Would you copy out the whole listing exactly as given?
** begin **
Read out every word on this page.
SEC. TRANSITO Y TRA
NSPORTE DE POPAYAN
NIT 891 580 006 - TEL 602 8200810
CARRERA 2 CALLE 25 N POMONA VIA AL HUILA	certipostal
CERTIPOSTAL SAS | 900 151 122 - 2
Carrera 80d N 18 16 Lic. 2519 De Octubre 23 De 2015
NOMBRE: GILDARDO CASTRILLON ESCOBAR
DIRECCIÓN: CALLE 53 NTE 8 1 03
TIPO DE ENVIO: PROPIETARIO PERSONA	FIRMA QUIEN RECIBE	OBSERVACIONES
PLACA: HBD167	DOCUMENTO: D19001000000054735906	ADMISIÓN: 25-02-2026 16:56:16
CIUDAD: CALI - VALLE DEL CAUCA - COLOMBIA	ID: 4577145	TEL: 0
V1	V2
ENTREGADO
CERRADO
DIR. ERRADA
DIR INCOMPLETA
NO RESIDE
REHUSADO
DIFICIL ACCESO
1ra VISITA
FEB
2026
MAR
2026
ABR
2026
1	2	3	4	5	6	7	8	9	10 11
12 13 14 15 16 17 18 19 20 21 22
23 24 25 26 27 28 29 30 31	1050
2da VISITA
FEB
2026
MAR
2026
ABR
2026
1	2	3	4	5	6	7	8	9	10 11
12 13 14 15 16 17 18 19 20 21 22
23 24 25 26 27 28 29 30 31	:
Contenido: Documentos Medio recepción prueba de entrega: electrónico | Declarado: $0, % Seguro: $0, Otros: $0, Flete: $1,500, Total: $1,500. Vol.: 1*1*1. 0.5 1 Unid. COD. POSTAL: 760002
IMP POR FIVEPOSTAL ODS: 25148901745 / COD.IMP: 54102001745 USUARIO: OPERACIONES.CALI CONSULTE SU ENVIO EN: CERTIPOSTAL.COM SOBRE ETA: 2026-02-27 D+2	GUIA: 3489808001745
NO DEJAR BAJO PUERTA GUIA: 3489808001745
** end **
§ **Output of the task**:
Read out every word on this page.
SEC. TRANSITO Y TRA
NSPORTE DE POPAYAN
NIT 891 580 006 - TEL 602 8200810
CARRERA 2 CALLE 25 N POMONA VIA AL HUILA	certipostal
CERTIPOSTAL SAS | 900 151 122 - 2
Carrera 80d N 18 16 Lic. 2519 De Octubre 23 De 2015
NOMBRE: GILDARDO CASTRILLON ESCOBAR
DIRECCIÓN: CALLE 53 NTE 8 1 03
TIPO DE ENVIO: PROPIETARIO PERSONA	FIRMA QUIEN RECIBE	OBSERVACIONES
PLACA: HBD167	DOCUMENTO: D19001000000054735906	ADMISIÓN: 25-02-2026 16:56:16
CIUDAD: CALI - VALLE DEL CAUCA - COLOMBIA	ID: 4577145	TEL: 0
V1	V2
ENTREGADO
CERRADO
DIR. ERRADA
DIR INCOMPLETA
NO RESIDE
REHUSADO
DIFICIL ACCESO
1ra VISITA
FEB
2026
MAR
2026
ABR
2026
1	2	3	4	5	6	7	8	9	10 11
12 13 14 15 16 17 18 19 20 21 22
23 24 25 26 27 28 29 30 31	1050
2da VISITA
FEB
2026
MAR
2026
ABR
2026
1	2	3	4	5	6	7	8	9	10 11
12 13 14 15 16 17 18 19 20 21 22
23 24 25 26 27 28 29 30 31	:
Contenido: Documentos Medio recepción prueba de entrega: electrónico | Declarado: $0, % Seguro: $0, Otros: $0, Flete: $1,500, Total: $1,500. Vol.: 1*1*1. 0.5 1 Unid. COD. POSTAL: 760002
IMP POR FIVEPOSTAL ODS: 25148901745 / COD.IMP: 54102001745 USUARIO: OPERACIONES.CALI CONSULTE SU ENVIO EN: CERTIPOSTAL.COM SOBRE ETA: 2026-02-27 D+2	GUIA: 3489808001745
NO DEJAR BAJO PUERTA GUIA: 3489808001745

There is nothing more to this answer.